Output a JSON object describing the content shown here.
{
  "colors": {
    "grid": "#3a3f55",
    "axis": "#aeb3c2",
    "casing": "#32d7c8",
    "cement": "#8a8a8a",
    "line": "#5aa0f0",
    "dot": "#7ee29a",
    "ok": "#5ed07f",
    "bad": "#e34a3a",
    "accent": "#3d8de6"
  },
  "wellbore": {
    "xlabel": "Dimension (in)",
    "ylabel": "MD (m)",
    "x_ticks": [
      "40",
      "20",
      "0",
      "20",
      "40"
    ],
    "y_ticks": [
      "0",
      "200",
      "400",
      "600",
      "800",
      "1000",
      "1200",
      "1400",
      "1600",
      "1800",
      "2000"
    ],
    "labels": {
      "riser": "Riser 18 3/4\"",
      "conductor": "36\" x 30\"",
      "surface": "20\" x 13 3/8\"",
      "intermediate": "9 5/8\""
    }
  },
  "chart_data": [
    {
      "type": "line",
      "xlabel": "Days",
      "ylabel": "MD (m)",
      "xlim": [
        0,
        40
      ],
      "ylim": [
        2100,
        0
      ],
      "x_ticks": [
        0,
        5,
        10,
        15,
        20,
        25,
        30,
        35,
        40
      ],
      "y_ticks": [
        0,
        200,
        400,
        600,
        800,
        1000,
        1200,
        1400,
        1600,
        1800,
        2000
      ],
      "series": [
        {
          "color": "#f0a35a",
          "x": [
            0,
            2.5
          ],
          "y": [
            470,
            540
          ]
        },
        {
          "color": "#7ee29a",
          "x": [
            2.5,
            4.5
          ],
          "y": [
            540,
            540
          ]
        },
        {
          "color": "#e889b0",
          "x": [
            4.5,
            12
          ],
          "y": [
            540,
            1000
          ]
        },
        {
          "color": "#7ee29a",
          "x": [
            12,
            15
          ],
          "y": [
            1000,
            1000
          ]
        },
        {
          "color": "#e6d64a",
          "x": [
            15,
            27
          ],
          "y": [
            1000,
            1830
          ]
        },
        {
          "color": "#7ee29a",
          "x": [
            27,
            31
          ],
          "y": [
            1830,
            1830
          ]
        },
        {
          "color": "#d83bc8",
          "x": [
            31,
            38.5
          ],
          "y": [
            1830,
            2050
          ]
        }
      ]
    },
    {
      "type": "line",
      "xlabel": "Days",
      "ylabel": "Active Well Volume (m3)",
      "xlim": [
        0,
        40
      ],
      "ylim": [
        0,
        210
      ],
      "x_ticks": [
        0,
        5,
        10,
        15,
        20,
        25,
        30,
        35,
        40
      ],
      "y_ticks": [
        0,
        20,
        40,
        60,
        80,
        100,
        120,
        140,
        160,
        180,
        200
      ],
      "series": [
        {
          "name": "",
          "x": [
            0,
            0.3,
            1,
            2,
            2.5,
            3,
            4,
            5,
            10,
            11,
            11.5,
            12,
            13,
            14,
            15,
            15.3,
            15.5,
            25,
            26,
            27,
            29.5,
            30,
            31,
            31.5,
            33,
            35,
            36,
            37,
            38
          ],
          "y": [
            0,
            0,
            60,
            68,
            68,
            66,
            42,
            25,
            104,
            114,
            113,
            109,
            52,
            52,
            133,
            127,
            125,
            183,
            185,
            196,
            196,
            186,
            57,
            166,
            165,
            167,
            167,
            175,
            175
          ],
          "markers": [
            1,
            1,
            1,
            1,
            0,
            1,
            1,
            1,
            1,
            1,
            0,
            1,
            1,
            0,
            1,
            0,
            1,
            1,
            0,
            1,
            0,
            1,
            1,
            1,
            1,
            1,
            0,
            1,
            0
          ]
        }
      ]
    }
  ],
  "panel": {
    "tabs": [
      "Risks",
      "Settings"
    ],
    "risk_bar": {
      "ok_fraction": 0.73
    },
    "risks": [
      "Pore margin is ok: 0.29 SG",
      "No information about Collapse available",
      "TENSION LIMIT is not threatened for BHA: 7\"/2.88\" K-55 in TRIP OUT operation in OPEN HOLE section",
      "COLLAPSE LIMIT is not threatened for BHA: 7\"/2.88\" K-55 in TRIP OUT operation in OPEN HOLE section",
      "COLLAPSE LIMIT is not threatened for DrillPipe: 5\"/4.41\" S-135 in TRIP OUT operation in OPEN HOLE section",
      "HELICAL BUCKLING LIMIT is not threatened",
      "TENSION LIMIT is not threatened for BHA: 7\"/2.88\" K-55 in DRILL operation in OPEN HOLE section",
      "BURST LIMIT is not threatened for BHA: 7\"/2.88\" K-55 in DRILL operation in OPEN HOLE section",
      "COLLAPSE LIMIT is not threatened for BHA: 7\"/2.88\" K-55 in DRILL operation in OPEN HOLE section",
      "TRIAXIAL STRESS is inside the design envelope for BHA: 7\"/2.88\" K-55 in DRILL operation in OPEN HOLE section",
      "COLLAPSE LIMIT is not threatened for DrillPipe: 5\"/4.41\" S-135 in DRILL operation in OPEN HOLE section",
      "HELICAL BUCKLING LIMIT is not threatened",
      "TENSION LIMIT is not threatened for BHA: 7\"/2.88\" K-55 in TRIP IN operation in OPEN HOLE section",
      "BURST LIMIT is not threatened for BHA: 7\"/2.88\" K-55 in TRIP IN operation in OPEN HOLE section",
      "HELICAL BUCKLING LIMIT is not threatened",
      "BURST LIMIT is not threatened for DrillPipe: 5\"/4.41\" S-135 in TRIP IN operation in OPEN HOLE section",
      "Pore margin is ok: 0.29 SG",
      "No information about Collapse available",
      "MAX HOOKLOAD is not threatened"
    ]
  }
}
++++
Go through the records above and copy every line with the word "TRIP".

      "TENSION LIMIT is not threatened for BHA: 7\"/2.88\" K-55 in TRIP OUT operation in OPEN HOLE section",
      "COLLAPSE LIMIT is not threatened for BHA: 7\"/2.88\" K-55 in TRIP OUT operation in OPEN HOLE section",
      "COLLAPSE LIMIT is not threatened for DrillPipe: 5\"/4.41\" S-135 in TRIP OUT operation in OPEN HOLE section",
      "TENSION LIMIT is not threatened for BHA: 7\"/2.88\" K-55 in TRIP IN operation in OPEN HOLE section",
      "BURST LIMIT is not threatened for BHA: 7\"/2.88\" K-55 in TRIP IN operation in OPEN HOLE section",
      "BURST LIMIT is not threatened for DrillPipe: 5\"/4.41\" S-135 in TRIP IN operation in OPEN HOLE section",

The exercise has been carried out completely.